(Extracted records)

"""

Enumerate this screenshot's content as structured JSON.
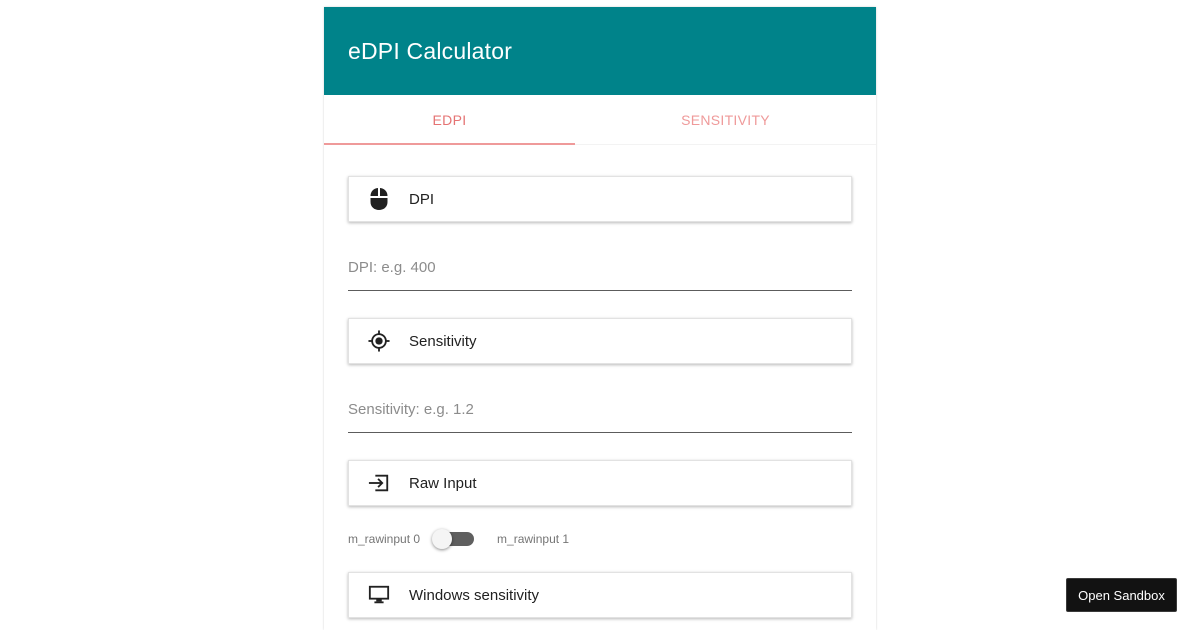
{
  "app": {
    "title": "eDPI Calculator",
    "accent_color": "#00838a",
    "tab_color": "#e57373"
  },
  "tabs": [
    {
      "label": "EDPI",
      "active": true
    },
    {
      "label": "SENSITIVITY",
      "active": false
    }
  ],
  "sections": {
    "dpi": {
      "label": "DPI",
      "icon": "mouse-icon"
    },
    "sensitivity": {
      "label": "Sensitivity",
      "icon": "crosshair-icon"
    },
    "raw_input": {
      "label": "Raw Input",
      "icon": "input-icon"
    },
    "windows": {
      "label": "Windows sensitivity",
      "icon": "monitor-icon"
    }
  },
  "fields": {
    "dpi": {
      "placeholder": "DPI: e.g. 400",
      "value": ""
    },
    "sensitivity": {
      "placeholder": "Sensitivity: e.g. 1.2",
      "value": ""
    }
  },
  "raw_input_toggle": {
    "off_label": "m_rawinput 0",
    "on_label": "m_rawinput 1",
    "checked": false
  },
  "sandbox_button": {
    "label": "Open Sandbox"
  }
}
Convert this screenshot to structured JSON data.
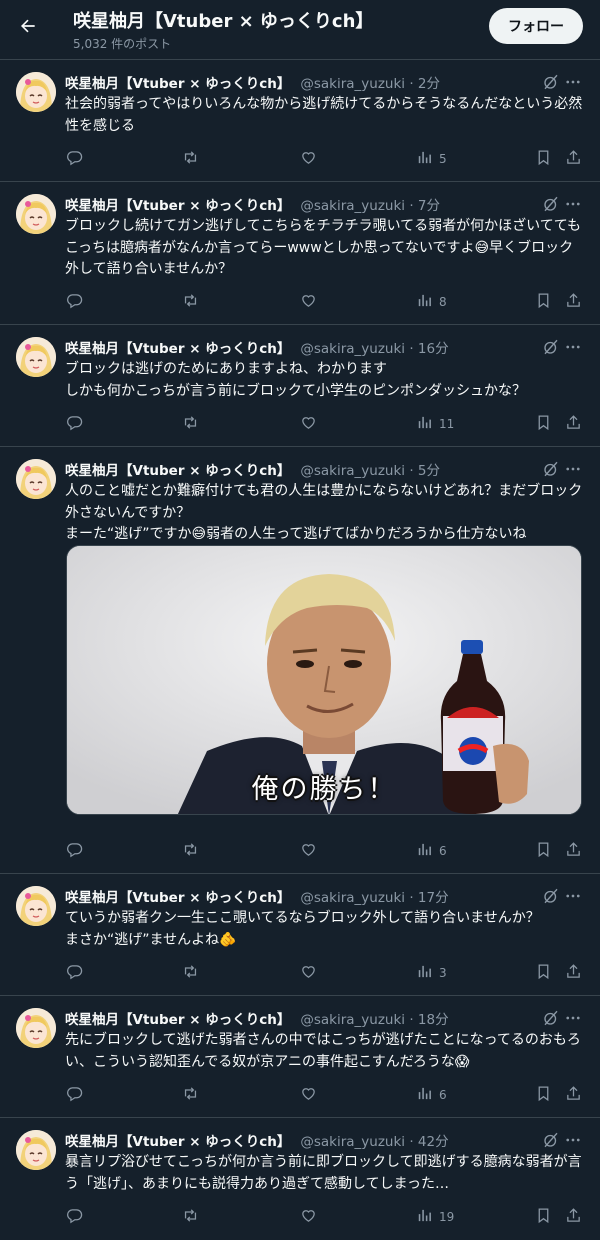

"""

» PROBLEM DESCRIPTION
Retype all the records shown above, character for character. Omit every picture.

» TASK ANSWER
Enumerate this screenshot's content as structured JSON.
{
  "app": {
    "title": "eDPI Calculator",
    "accent_color": "#00838a",
    "tab_color": "#e57373"
  },
  "tabs": [
    {
      "label": "EDPI",
      "active": true
    },
    {
      "label": "SENSITIVITY",
      "active": false
    }
  ],
  "sections": {
    "dpi": {
      "label": "DPI",
      "icon": "mouse-icon"
    },
    "sensitivity": {
      "label": "Sensitivity",
      "icon": "crosshair-icon"
    },
    "raw_input": {
      "label": "Raw Input",
      "icon": "input-icon"
    },
    "windows": {
      "label": "Windows sensitivity",
      "icon": "monitor-icon"
    }
  },
  "fields": {
    "dpi": {
      "placeholder": "DPI: e.g. 400",
      "value": ""
    },
    "sensitivity": {
      "placeholder": "Sensitivity: e.g. 1.2",
      "value": ""
    }
  },
  "raw_input_toggle": {
    "off_label": "m_rawinput 0",
    "on_label": "m_rawinput 1",
    "checked": false
  },
  "sandbox_button": {
    "label": "Open Sandbox"
  }
}
Convert this screenshot to structured JSON data.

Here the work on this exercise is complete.